## Exercise task:
All lines in which the word "контејнере" occurs are to be extracted.

__________________________________________________

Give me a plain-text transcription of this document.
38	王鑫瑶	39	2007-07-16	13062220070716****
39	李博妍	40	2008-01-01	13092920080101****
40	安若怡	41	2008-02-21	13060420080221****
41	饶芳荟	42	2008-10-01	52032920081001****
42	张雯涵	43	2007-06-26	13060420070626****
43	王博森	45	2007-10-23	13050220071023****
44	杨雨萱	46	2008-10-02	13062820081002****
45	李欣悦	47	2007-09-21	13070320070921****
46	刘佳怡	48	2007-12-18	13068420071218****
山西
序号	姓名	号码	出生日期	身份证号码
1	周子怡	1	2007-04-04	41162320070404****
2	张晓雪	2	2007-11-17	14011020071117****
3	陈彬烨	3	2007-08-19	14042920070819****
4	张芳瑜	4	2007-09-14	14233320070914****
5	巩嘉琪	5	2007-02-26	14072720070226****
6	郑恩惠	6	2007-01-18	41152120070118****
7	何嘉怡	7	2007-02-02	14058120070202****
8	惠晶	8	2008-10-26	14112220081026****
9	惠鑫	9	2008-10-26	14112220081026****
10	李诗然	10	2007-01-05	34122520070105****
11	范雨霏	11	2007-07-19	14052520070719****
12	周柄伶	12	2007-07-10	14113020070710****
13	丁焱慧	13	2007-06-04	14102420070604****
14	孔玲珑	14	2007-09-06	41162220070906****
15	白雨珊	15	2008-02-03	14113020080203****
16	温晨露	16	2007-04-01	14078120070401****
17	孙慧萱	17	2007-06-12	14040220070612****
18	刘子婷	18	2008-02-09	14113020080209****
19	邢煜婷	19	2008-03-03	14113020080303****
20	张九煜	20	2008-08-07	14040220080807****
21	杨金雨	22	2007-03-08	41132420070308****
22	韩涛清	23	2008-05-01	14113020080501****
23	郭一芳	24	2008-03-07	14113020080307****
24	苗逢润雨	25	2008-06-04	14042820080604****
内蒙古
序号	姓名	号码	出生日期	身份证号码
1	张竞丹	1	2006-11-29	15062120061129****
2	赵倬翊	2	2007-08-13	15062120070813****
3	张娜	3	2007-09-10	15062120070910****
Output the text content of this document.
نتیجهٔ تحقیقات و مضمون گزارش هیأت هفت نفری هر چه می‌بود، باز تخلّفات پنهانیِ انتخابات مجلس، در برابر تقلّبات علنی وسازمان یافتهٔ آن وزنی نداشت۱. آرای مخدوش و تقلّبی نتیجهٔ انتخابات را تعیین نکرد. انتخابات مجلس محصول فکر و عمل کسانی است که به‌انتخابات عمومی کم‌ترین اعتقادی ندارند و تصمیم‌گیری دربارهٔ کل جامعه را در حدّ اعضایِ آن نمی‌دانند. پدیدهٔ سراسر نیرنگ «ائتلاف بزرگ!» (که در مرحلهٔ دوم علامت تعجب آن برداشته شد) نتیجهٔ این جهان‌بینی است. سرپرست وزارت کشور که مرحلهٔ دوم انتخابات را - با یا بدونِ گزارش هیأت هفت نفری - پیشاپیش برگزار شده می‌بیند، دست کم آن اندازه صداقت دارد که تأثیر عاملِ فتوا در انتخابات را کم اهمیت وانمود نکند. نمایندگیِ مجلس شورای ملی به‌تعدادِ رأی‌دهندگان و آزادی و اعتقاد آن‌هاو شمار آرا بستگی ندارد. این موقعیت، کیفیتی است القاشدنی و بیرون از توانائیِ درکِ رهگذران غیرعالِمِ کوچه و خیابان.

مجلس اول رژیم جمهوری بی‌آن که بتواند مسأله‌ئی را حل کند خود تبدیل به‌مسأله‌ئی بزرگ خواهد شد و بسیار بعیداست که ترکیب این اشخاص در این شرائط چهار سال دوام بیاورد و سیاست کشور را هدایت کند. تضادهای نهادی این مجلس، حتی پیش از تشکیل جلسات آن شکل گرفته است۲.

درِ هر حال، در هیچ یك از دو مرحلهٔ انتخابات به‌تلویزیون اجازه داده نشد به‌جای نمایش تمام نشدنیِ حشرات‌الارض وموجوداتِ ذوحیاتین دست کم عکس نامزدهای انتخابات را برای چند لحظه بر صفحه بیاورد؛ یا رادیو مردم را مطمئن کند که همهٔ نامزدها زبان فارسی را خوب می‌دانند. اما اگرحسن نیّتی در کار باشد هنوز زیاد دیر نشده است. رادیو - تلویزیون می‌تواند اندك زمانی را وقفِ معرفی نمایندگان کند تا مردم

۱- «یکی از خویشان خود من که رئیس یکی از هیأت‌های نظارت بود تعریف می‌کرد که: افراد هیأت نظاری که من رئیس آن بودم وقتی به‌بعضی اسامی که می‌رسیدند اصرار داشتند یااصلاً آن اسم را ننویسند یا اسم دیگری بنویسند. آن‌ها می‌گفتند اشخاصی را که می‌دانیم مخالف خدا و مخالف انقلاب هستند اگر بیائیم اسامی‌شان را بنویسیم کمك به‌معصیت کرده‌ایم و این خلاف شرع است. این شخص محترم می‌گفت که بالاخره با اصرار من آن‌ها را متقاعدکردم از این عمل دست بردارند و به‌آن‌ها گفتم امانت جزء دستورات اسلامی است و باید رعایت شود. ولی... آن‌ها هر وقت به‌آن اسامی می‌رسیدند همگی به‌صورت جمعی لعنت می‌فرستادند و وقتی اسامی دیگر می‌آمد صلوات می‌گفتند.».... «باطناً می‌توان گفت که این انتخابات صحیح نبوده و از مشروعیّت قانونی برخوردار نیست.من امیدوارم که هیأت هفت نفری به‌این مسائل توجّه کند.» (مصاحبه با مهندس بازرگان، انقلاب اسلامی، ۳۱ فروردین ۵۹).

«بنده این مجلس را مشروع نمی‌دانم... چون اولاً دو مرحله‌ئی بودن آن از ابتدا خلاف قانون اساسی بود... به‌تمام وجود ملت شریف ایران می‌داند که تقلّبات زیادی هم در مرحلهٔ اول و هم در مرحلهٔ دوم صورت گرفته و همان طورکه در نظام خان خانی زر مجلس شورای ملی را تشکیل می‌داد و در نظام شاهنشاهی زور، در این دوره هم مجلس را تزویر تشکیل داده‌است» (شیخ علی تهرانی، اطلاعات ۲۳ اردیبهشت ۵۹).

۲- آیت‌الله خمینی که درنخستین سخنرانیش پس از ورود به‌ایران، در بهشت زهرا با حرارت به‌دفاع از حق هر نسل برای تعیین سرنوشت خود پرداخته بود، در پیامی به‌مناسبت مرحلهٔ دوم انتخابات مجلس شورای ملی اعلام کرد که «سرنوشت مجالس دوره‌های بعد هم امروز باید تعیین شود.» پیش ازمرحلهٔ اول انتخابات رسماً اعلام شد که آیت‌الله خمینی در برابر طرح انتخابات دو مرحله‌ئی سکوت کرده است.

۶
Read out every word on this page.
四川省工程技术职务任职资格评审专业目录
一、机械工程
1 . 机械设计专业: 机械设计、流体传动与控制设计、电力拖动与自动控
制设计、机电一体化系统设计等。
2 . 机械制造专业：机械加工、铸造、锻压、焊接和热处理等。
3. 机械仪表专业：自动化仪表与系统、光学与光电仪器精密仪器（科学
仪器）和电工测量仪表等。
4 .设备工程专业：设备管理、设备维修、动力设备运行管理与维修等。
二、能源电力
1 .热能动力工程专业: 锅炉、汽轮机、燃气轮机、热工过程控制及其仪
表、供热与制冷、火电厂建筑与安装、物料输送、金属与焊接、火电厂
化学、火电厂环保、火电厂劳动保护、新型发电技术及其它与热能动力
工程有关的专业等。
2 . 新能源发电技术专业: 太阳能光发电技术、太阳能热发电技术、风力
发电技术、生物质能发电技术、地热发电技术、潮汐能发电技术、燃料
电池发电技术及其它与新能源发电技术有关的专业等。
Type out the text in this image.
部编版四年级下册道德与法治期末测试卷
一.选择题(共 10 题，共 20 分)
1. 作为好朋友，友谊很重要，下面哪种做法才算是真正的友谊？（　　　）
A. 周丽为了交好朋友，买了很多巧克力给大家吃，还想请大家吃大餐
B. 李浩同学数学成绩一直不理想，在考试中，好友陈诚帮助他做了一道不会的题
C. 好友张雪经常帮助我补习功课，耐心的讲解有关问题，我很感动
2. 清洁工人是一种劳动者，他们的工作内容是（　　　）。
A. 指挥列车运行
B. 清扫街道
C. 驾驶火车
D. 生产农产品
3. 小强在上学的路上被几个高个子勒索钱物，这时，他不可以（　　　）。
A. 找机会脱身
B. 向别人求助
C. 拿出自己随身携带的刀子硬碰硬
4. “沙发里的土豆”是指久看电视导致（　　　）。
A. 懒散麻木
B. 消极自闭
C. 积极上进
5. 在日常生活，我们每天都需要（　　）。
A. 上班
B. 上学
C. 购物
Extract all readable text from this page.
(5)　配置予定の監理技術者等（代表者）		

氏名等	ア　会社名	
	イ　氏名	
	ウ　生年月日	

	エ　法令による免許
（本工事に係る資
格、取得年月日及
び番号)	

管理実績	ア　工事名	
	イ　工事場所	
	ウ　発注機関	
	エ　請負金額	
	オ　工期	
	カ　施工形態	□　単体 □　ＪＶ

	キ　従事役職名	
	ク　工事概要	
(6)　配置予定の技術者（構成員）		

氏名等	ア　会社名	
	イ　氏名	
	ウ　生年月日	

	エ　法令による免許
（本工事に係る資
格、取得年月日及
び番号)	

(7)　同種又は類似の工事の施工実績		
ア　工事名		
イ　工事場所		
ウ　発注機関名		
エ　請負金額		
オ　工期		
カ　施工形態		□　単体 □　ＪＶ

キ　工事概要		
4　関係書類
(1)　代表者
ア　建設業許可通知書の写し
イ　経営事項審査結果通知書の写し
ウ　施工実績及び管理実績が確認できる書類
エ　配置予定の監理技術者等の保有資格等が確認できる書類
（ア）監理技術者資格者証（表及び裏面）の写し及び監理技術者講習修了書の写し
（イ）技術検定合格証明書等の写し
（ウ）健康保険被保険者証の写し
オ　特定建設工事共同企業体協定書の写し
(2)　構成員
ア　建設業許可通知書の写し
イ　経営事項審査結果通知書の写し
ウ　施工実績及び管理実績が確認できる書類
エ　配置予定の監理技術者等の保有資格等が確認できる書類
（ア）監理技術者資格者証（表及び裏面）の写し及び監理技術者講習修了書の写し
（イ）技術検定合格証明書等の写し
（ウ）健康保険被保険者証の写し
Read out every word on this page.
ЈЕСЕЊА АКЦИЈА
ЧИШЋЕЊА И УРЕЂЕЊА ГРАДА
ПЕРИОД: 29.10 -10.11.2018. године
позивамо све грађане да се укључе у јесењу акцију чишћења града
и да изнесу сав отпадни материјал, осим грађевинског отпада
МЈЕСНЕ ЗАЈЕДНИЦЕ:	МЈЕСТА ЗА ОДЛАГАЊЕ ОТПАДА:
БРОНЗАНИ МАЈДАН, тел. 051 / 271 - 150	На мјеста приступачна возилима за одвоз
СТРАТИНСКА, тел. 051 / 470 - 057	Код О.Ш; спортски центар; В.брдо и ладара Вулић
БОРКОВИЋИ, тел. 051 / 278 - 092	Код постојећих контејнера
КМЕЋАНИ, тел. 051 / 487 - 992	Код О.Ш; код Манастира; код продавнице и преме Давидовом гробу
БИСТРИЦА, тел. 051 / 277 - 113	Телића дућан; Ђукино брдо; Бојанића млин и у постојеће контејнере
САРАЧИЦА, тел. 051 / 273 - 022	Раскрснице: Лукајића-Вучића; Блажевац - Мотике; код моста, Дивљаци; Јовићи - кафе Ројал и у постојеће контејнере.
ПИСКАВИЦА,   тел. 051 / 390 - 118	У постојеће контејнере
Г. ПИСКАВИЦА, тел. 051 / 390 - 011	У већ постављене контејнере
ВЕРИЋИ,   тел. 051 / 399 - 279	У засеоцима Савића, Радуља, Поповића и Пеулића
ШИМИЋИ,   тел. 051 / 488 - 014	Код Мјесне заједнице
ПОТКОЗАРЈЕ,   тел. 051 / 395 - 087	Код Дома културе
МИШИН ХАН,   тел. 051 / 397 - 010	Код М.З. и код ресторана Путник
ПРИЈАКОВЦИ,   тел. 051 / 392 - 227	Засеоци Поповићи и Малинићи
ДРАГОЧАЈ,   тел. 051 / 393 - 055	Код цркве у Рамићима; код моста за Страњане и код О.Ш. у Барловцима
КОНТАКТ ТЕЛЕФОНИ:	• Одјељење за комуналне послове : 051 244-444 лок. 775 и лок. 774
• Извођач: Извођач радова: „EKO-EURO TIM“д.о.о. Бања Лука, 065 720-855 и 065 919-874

__________________________________________________

## Output:
БИСТРИЦА, тел. 051 / 277 - 113	Телића дућан; Ђукино брдо; Бојанића млин и у постојеће контејнере
САРАЧИЦА, тел. 051 / 273 - 022	Раскрснице: Лукајића-Вучића; Блажевац - Мотике; код моста, Дивљаци; Јовићи - кафе Ројал и у постојеће контејнере.
ПИСКАВИЦА,   тел. 051 / 390 - 118	У постојеће контејнере
Г. ПИСКАВИЦА, тел. 051 / 390 - 011	У већ постављене контејнере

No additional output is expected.